Provide an exact copy of the data, excluding the images.
>> Begin Task inputs
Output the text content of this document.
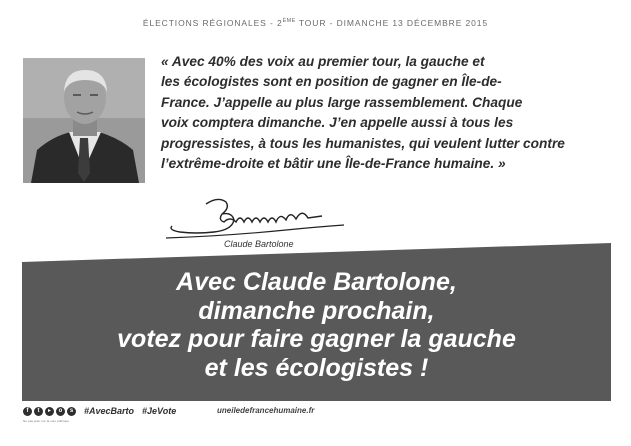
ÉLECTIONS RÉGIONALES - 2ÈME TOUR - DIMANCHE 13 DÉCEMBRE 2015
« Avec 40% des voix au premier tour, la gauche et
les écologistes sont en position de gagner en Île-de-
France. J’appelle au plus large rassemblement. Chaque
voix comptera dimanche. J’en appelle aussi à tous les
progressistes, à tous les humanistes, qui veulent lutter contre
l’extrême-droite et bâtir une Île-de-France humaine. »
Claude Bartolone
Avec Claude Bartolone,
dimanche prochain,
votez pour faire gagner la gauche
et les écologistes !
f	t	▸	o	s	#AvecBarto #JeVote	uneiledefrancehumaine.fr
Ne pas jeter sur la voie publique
>> End Task inputs
Output »
Output the text content of this document.
ÉLECTIONS RÉGIONALES - 2ÈME TOUR - DIMANCHE 13 DÉCEMBRE 2015
« Avec 40% des voix au premier tour, la gauche et
les écologistes sont en position de gagner en Île-de-
France. J’appelle au plus large rassemblement. Chaque
voix comptera dimanche. J’en appelle aussi à tous les
progressistes, à tous les humanistes, qui veulent lutter contre
l’extrême-droite et bâtir une Île-de-France humaine. »
Claude Bartolone
Avec Claude Bartolone,
dimanche prochain,
votez pour faire gagner la gauche
et les écologistes !
f	t	▸	o	s	#AvecBarto #JeVote	uneiledefrancehumaine.fr
Ne pas jeter sur la voie publique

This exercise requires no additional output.